▸ **CONSIGNES**:
(1) Recopiez fidèlement le passage du texte sur la course cycliste allant de « Au soir de l'étape » à « seul instant, merveilles. ».
(2) Condensez sous forme de liste le paragraphe du texte sur la course cycliste qui commence par « La voiture balai », en conservant ses faits principaux.

▸ **TEXTE**:
----
Au soir de l'étape de Perpignan, le "Géant
de Colombes" caracole toujours en tête de l'épreuve. Mais ses quinze points
d'avance sur le "Frisé" ne le met nullement à l'abri, loin s'en faut,
d'un retour musclé de ce dernier, autrement plus efficace lorsque les déclivités
font rages. Maintenant, le plongeon dans l'inconnu relativise les données initiales
et insinue le doute dans les esprits des plus audacieux. Pour la petite histoire,
Lucien Petit Breton, le maître à tous, deux fois lauréat de la "Kermesse
de Juillet", accidenté sur la route de Grenoble, a renoncé à poursuivre
l'aventure. Il officie désormais pour le compte d'un quotidien où ses commentaires
et analyses toujours pertinents feront, n'en doutons pas un seul instant, merveilles.
Pour sa part, Gustave Garrigou, victime d'un déséquilibré notoire, s'est vautré
assez sévèrement sur une route au revêtement des plus austères. Victimes de
plaies et contusions multiples, l'"Homme Pendule" promène dorénavant
son âme en peine au sein d'un peloton d'attardés. L'individu coupable de la
détresse communicative du Vendéen s'était escrimé, nanti d'une dextérité frisant
l'inconscience, à desserrer les contre-écrous de sa roue avant. Le résultat,
ne faisait, bien évidemment et malheureusement, aucun doute quant à son issu.
La
voiture balai avait fait son office tout au long de cette première partie d'épreuve,
elle allait se montrer déterminante et bientôt indispensable désormais. Toutefois,
Desgrange s'était fait un plaisir de lui adjoindre un véhicule Peugeot
qui évoluerait au sein du peloton afin d'y soustraire tous les resquilleurs
et tricheurs invétérés, inhérents aux Tours et épreuves d'autrefois. Cette épée
de Damoclès qui rôdait et était orchestré de main de maître par un certain J.C
Sels, plus communément surnommé "Jules César", s'était avérée d'une
efficacité absolument implacable, d'un pouvoir de dissuasion collégiale inouï.
----
▸ **DONNÉES AFFICHÉES**:
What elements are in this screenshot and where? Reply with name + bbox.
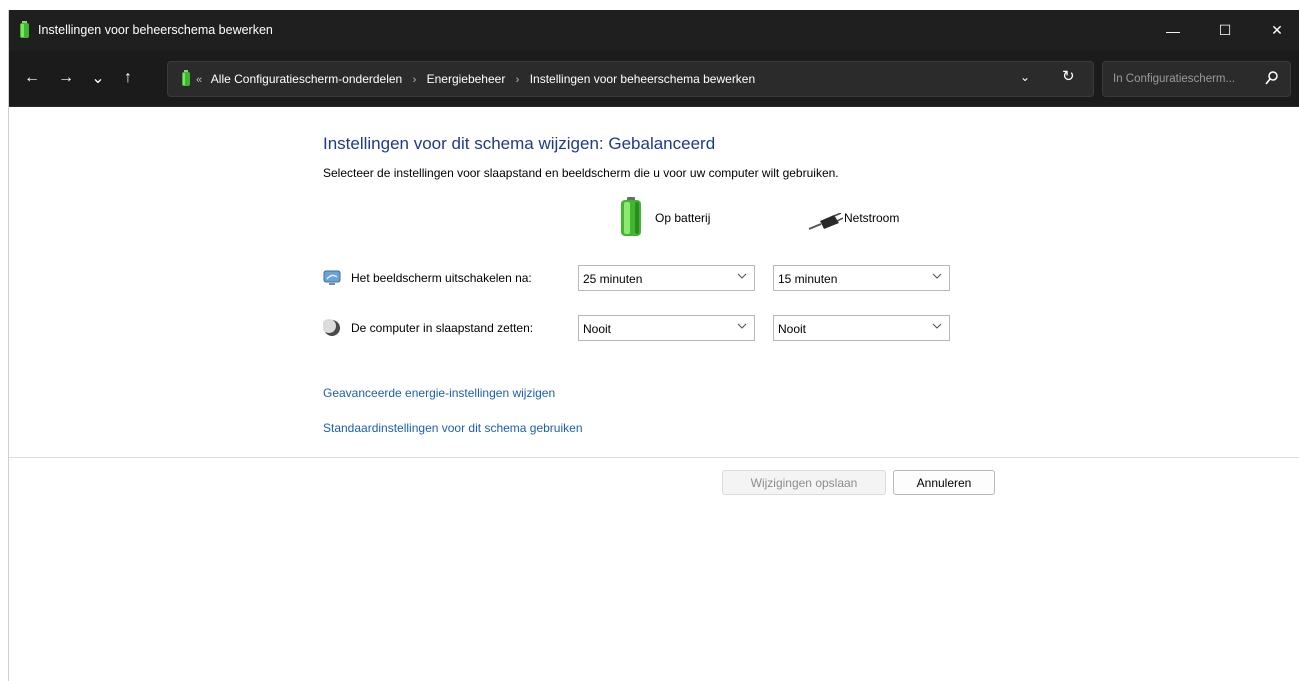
----
▸ **RÉPONSES**:
(1)
Au soir de l'étape de Perpignan, le "Géant
de Colombes" caracole toujours en tête de l'épreuve. Mais ses quinze points
d'avance sur le "Frisé" ne le met nullement à l'abri, loin s'en faut,
d'un retour musclé de ce dernier, autrement plus efficace lorsque les déclivités
font rages. Maintenant, le plongeon dans l'inconnu relativise les données initiales
et insinue le doute dans les esprits des plus audacieux. Pour la petite histoire,
Lucien Petit Breton, le maître à tous, deux fois lauréat de la "Kermesse
de Juillet", accidenté sur la route de Grenoble, a renoncé à poursuivre
l'aventure. Il officie désormais pour le compte d'un quotidien où ses commentaires
et analyses toujours pertinents feront, n'en doutons pas un seul instant, merveilles.

(2)
- La voiture balai a rempli son office pendant toute la première partie de l'épreuve et allait devenir déterminante, puis indispensable.
- Desgrange lui a adjoint un véhicule Peugeot, qui évoluait au sein du peloton pour en retirer les resquilleurs et les tricheurs invétérés.
- Ce dispositif était orchestré par J.C Sels, surnommé « Jules César ».
- Il s'est révélé d'une efficacité implacable et d'un pouvoir de dissuasion collégiale inouï.